--- Exercise instructions ---
How many lines in the listing below include the word "this"? Reply with the count alone.

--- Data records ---
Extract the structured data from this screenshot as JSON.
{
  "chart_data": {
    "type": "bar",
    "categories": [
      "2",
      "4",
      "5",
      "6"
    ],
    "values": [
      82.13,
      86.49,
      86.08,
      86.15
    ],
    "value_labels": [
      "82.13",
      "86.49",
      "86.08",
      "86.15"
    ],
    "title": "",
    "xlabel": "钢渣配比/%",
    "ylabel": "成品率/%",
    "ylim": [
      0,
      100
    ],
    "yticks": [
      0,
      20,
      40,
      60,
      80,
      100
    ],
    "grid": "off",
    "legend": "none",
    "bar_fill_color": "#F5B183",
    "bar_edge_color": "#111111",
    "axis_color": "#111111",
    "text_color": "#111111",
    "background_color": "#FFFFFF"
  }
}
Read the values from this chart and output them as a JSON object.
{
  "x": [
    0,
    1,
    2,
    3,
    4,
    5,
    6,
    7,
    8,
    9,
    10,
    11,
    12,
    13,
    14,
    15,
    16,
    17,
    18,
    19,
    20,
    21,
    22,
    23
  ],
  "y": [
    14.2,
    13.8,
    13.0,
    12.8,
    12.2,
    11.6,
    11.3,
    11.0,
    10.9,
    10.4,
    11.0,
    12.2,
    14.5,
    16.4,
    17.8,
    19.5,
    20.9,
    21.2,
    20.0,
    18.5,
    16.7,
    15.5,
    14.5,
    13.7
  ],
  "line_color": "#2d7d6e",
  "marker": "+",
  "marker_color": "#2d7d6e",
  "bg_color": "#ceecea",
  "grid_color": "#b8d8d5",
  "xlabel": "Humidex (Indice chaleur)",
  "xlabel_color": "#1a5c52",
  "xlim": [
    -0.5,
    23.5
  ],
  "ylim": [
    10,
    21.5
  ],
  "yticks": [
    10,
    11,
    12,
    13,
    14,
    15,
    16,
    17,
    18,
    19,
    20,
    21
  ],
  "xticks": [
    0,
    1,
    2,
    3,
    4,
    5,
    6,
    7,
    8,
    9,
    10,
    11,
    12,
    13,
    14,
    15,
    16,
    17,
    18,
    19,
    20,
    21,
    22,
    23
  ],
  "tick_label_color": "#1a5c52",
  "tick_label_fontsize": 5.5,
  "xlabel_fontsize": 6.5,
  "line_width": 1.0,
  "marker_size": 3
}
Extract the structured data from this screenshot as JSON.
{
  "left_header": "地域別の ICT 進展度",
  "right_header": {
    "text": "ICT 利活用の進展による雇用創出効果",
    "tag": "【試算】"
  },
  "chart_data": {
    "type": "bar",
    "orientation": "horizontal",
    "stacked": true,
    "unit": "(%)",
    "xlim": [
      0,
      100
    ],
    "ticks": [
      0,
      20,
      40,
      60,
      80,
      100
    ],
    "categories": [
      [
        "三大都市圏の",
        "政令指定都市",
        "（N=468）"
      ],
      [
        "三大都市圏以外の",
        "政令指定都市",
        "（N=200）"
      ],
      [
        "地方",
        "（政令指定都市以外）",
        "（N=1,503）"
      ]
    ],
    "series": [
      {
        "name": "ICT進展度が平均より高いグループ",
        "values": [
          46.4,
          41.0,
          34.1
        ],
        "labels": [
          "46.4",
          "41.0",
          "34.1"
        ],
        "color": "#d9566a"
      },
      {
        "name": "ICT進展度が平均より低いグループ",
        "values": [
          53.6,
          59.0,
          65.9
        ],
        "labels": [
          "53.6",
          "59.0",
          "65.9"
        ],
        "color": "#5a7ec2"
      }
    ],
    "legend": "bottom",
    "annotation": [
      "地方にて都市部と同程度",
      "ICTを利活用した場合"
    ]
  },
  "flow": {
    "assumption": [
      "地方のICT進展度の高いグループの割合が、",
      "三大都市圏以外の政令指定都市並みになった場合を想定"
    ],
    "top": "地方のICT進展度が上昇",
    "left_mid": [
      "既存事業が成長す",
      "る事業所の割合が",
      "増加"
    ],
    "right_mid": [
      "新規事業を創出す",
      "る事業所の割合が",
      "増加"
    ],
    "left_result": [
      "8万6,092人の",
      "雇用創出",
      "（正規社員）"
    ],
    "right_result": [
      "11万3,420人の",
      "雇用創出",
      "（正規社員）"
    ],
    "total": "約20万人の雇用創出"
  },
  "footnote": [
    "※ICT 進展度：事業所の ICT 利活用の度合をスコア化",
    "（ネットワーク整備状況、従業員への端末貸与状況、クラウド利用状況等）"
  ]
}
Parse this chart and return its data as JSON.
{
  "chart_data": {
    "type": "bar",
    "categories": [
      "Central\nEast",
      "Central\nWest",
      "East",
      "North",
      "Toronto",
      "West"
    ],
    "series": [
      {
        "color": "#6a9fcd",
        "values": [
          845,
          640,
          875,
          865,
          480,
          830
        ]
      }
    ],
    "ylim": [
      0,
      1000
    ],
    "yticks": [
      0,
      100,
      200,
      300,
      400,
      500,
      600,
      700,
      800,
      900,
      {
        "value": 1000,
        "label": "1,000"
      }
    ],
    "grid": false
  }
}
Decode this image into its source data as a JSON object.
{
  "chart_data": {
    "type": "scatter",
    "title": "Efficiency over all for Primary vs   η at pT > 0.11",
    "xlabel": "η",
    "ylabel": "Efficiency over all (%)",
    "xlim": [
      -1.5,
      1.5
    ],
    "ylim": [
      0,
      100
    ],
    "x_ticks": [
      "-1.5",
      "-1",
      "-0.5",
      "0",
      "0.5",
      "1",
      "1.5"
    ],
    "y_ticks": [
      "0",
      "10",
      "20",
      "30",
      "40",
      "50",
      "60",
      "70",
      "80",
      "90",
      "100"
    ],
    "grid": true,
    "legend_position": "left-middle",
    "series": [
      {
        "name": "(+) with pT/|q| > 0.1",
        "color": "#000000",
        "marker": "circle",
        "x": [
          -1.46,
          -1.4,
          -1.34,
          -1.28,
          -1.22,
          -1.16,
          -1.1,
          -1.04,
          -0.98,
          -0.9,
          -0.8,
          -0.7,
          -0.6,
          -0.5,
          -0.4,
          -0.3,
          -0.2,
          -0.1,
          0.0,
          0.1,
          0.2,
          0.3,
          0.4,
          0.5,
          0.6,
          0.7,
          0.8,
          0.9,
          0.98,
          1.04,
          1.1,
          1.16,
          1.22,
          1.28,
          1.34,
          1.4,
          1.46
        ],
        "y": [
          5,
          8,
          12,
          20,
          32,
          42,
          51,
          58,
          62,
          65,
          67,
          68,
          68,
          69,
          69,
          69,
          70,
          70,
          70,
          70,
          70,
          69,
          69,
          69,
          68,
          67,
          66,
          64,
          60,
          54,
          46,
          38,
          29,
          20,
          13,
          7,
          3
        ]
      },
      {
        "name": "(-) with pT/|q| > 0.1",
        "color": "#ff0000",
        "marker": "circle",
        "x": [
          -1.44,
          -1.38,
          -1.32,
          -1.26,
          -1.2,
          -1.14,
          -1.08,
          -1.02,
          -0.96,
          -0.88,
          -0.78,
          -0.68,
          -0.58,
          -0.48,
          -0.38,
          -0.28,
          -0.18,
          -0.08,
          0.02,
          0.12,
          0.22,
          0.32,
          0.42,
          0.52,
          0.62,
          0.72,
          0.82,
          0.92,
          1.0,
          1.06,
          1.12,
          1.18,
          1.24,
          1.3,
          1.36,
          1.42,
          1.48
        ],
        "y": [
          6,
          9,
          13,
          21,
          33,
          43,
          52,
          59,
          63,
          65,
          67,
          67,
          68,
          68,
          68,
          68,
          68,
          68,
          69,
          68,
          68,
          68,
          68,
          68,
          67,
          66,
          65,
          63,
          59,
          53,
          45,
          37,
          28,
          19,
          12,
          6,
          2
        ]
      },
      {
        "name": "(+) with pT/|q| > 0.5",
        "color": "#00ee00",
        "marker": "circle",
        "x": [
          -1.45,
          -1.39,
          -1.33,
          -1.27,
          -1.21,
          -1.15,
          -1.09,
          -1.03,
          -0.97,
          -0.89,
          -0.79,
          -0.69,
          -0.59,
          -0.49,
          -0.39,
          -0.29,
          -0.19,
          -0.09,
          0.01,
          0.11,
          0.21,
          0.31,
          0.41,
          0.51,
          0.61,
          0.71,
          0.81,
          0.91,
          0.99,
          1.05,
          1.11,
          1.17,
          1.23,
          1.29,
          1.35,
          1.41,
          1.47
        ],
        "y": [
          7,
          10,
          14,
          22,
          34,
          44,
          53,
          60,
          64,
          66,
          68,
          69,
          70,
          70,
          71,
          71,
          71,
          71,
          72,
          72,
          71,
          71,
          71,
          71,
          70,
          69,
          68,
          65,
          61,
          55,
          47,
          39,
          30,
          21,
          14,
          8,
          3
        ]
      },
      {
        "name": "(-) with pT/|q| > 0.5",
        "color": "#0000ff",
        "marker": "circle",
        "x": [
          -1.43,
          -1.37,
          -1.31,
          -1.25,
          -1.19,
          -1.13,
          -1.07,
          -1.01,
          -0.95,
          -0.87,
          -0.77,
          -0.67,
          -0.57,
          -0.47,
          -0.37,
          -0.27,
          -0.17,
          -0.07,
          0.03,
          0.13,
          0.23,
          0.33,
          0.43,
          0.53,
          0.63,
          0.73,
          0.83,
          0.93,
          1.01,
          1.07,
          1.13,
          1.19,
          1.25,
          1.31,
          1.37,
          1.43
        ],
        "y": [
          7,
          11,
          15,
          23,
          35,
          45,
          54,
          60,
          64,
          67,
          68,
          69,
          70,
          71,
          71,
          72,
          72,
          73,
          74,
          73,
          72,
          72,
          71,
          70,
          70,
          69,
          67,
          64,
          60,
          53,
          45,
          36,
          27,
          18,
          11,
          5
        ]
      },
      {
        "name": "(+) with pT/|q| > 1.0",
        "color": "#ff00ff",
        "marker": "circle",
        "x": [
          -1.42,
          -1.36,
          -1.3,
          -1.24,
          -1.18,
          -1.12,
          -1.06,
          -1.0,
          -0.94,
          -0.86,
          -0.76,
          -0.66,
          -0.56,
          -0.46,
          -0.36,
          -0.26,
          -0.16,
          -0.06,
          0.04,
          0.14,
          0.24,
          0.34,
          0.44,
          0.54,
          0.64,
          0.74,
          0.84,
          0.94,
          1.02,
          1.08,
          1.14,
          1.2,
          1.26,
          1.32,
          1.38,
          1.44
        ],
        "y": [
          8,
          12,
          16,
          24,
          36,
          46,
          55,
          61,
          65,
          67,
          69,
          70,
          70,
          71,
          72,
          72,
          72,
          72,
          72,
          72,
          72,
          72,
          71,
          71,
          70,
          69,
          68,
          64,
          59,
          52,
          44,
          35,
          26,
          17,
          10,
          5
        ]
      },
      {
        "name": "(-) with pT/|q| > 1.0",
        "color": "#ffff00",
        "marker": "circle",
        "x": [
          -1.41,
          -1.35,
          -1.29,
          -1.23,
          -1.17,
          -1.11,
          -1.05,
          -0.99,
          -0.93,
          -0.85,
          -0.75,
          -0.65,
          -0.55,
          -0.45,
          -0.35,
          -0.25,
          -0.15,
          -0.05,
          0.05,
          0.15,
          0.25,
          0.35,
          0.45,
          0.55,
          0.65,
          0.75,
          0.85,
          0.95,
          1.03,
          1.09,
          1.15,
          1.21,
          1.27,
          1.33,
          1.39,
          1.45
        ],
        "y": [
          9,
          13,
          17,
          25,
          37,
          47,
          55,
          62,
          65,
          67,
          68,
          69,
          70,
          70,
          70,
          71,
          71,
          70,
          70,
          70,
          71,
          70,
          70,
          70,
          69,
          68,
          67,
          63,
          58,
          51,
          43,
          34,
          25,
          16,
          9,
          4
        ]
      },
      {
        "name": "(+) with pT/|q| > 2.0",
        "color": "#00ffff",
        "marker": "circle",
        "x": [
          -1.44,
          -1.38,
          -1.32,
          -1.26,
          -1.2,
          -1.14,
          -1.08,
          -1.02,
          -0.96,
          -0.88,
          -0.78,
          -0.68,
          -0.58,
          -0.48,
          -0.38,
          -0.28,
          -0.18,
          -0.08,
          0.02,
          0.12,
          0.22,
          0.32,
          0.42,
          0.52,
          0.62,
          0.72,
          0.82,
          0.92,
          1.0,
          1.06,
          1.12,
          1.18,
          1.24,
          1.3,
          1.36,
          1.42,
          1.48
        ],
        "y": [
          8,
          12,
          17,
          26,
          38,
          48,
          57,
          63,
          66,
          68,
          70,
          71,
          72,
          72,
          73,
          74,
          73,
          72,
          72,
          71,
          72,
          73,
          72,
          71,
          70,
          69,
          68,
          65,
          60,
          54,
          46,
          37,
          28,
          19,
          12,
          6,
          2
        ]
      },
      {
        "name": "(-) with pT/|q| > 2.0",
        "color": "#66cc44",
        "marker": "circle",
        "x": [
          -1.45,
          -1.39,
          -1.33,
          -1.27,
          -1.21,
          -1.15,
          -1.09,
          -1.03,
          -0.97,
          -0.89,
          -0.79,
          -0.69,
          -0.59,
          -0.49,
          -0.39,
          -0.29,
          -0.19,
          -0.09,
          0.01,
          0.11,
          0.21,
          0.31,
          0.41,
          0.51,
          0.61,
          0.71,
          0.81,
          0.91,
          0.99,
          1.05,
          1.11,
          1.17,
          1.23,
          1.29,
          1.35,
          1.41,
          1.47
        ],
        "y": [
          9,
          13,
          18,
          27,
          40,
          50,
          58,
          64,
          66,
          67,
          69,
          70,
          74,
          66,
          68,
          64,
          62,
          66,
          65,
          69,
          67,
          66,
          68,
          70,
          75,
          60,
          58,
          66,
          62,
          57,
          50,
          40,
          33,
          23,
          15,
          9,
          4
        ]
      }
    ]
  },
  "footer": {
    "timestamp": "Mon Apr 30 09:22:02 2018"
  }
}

--- Written response ---
5